| PETUNJUK TUGAS |
Tuliskan ulang tanpa perubahan bagian teks tentang Pajak Bumi dan Bangunan dari "1.Definisi dan Objek" sampai "menentukan besarnya pajak.".

| HALAMAN |

________

5 Hal Dasar Yang Perlu Anda Ketahui Tentang PBB

PBB

Pajak Bumi dan Bangunan atau lebih sering disebut PBB merupakan pajak negara yang berkaitan dan dikenakan terhadap bumi dan atau bangunan. Masyarakat yang memiliki bangunan yang termasuk dalam objek PBB wajib membayar PBB. Ketentuan mengenai PBB tertuang dalam UU No. 12 Tahun 1985 sebagaimana telah diubah terakhir dengan UU No. 12 Tahun 1994. Berikut ini ada 5 hal yang perlu Anda ketahui tentang PBB.

1.Definisi dan Objek PBB

Pajak Bumi dan Bangunan (PBB) ialah Pajak Negara yang dikenakan terhadap bumi dan/atau bangunan berdasarkan Undang-undang nomor 12 Tahun 1985 tentang Pajak Bumi dan Bangunan sebagaimana telah diubah dengan Undang-Undang nomor 12 Tahun 1994. PBB merupakan pajak bersifat kebendaan, secara umum besarnya pajak terutang ditentukan oleh keadaan objek yaitu bumi/tanah dan/atau bangunan. Keadaan subjek (siapa yang membayar) tidak ikut menentukan besarnya pajak.

________

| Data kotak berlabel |
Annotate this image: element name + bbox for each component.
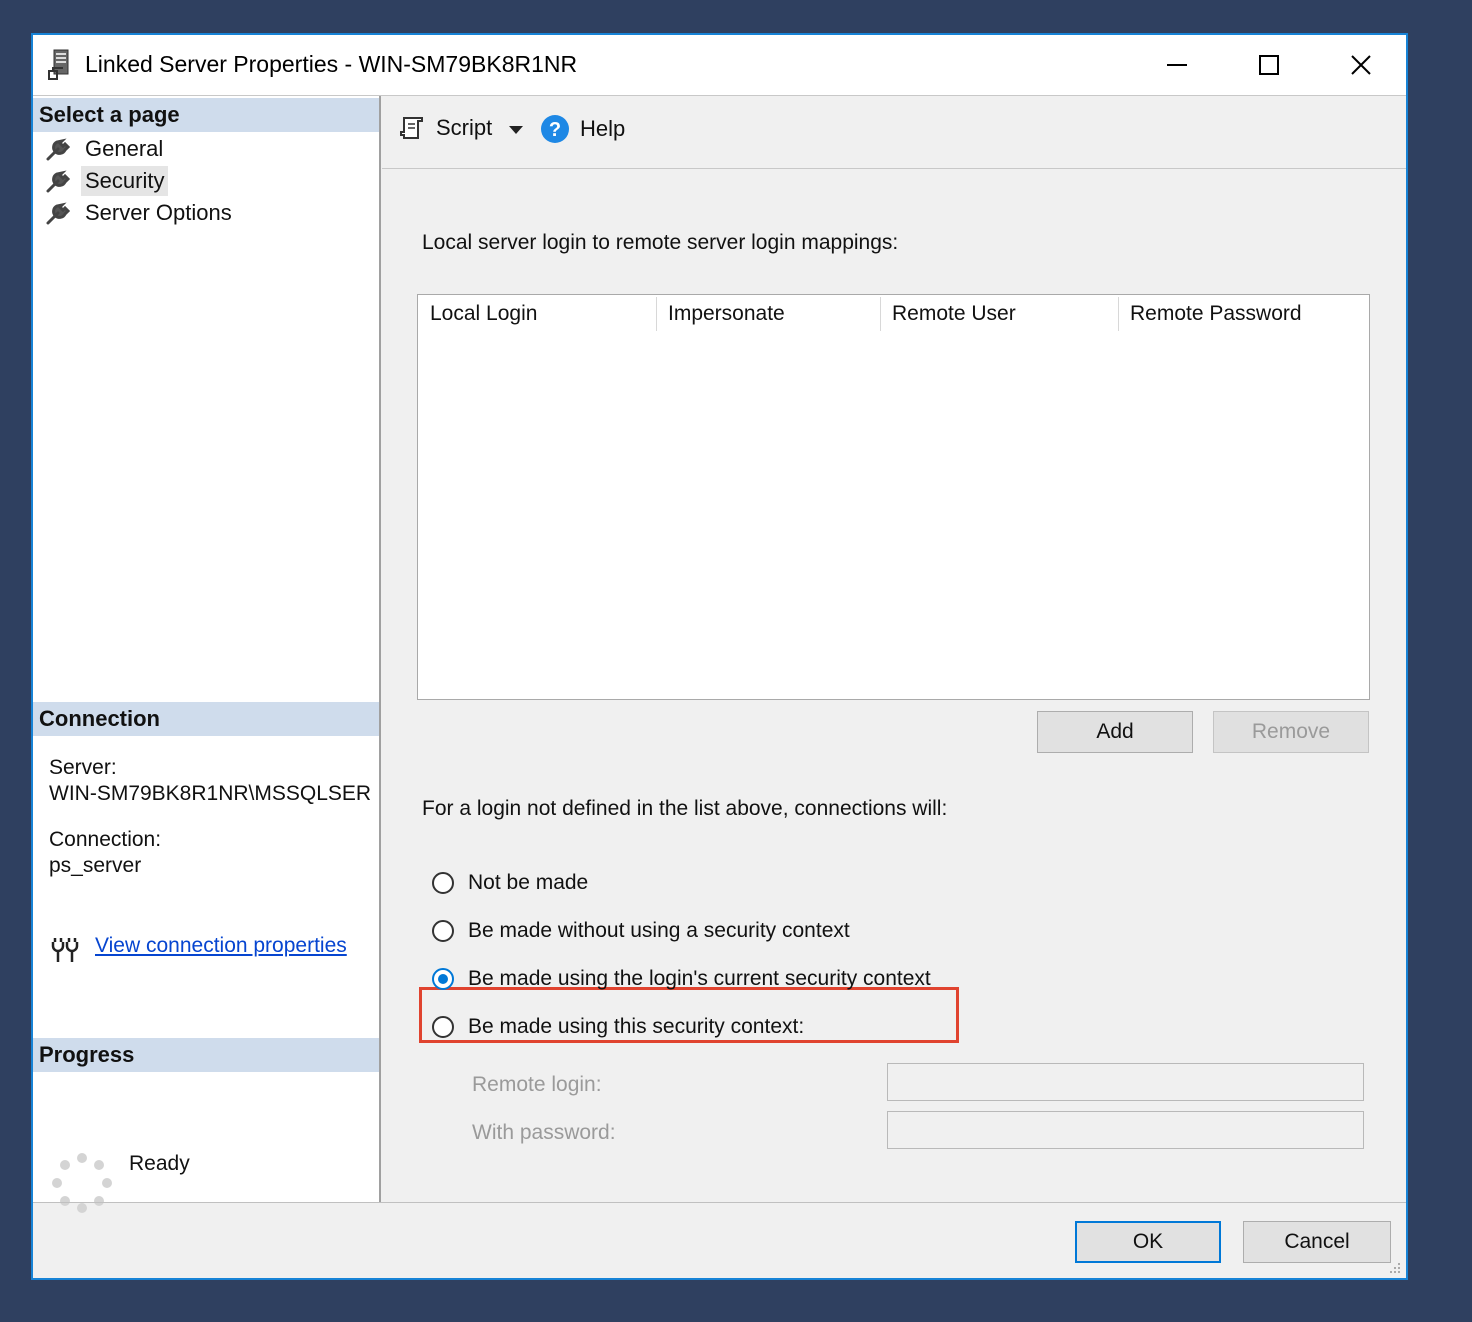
radio-label: Be made using the login's current securi… — [468, 967, 931, 990]
radio-label: Be made using this security context: — [468, 1015, 805, 1038]
close-icon — [1351, 55, 1371, 75]
ok-button[interactable]: OK — [1075, 1221, 1221, 1263]
sidebar-item-server-options[interactable]: Server Options — [45, 198, 236, 228]
view-connection-properties-link[interactable]: View connection properties — [95, 934, 347, 958]
column-remote-user[interactable]: Remote User — [880, 295, 1118, 333]
window-title: Linked Server Properties - WIN-SM79BK8R1… — [85, 51, 578, 77]
wrench-icon — [46, 202, 71, 225]
sidebar-item-label: General — [85, 136, 164, 161]
radio-circle — [432, 920, 454, 942]
maximize-button[interactable] — [1223, 35, 1315, 95]
linked-server-properties-dialog: Linked Server Properties - WIN-SM79BK8R1… — [31, 33, 1408, 1280]
connection-heading: Connection — [33, 702, 379, 736]
help-button[interactable]: ? Help — [540, 114, 625, 144]
radio-label: Be made without using a security context — [468, 919, 850, 942]
help-icon: ? — [541, 115, 569, 143]
select-page-heading: Select a page — [33, 98, 379, 132]
mappings-label: Local server login to remote server logi… — [422, 231, 899, 254]
script-button[interactable]: Script — [398, 114, 492, 142]
svg-text:?: ? — [549, 119, 561, 141]
login-mappings-grid[interactable]: Local Login Impersonate Remote User Remo… — [417, 294, 1370, 700]
radio-not-be-made[interactable]: Not be made — [432, 871, 588, 895]
minimize-button[interactable] — [1131, 35, 1223, 95]
with-password-input[interactable] — [887, 1111, 1364, 1149]
dialog-footer: OK Cancel — [33, 1202, 1406, 1279]
fallback-label: For a login not defined in the list abov… — [422, 797, 948, 820]
add-button[interactable]: Add — [1037, 711, 1193, 753]
wrench-icon — [46, 138, 71, 161]
column-remote-password[interactable]: Remote Password — [1118, 295, 1368, 333]
remote-login-label: Remote login: — [472, 1073, 602, 1096]
server-label: Server: — [49, 756, 117, 779]
radio-circle-selected — [432, 968, 454, 990]
left-pane: Select a page General Security Server Op… — [33, 96, 381, 1213]
close-button[interactable] — [1315, 35, 1407, 95]
remove-button[interactable]: Remove — [1213, 711, 1369, 753]
minimize-icon — [1167, 64, 1187, 66]
radio-label: Not be made — [468, 871, 589, 894]
cancel-button[interactable]: Cancel — [1243, 1221, 1391, 1263]
script-label: Script — [436, 115, 493, 140]
radio-circle — [432, 1016, 454, 1038]
script-dropdown-button[interactable] — [508, 124, 524, 136]
wrench-icon — [46, 170, 71, 193]
radio-without-security-context[interactable]: Be made without using a security context — [432, 919, 850, 943]
security-page: Local server login to remote server logi… — [382, 169, 1406, 1202]
column-impersonate[interactable]: Impersonate — [656, 295, 880, 333]
radio-circle — [432, 872, 454, 894]
connection-properties-icon — [51, 938, 79, 962]
resize-grip-icon[interactable] — [1386, 1259, 1402, 1275]
server-icon — [48, 49, 69, 80]
server-value: WIN-SM79BK8R1NR\MSSQLSER — [49, 782, 372, 805]
help-label: Help — [580, 116, 626, 141]
toolbar: Script ? Help — [382, 96, 1406, 169]
sidebar-item-label: Security — [81, 166, 169, 196]
remote-login-input[interactable] — [887, 1063, 1364, 1101]
progress-status: Ready — [129, 1152, 190, 1175]
maximize-icon — [1259, 55, 1279, 75]
title-bar: Linked Server Properties - WIN-SM79BK8R1… — [33, 35, 1406, 96]
column-local-login[interactable]: Local Login — [418, 295, 656, 333]
with-password-label: With password: — [472, 1121, 616, 1144]
connection-label: Connection: — [49, 828, 162, 851]
script-icon — [400, 117, 423, 139]
sidebar-item-label: Server Options — [85, 200, 232, 225]
radio-this-security-context[interactable]: Be made using this security context: — [432, 1015, 804, 1039]
radio-current-security-context[interactable]: Be made using the login's current securi… — [432, 967, 931, 991]
sidebar-item-security[interactable]: Security — [45, 166, 169, 196]
connection-value: ps_server — [49, 854, 142, 877]
progress-heading: Progress — [33, 1038, 379, 1072]
chevron-down-icon — [509, 126, 523, 134]
sidebar-item-general[interactable]: General — [45, 134, 167, 164]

________

| JAWABAN AKHIR |
1.Definisi dan Objek PBB

Pajak Bumi dan Bangunan (PBB) ialah Pajak Negara yang dikenakan terhadap bumi dan/atau bangunan berdasarkan Undang-undang nomor 12 Tahun 1985 tentang Pajak Bumi dan Bangunan sebagaimana telah diubah dengan Undang-Undang nomor 12 Tahun 1994. PBB merupakan pajak bersifat kebendaan, secara umum besarnya pajak terutang ditentukan oleh keadaan objek yaitu bumi/tanah dan/atau bangunan. Keadaan subjek (siapa yang membayar) tidak ikut menentukan besarnya pajak.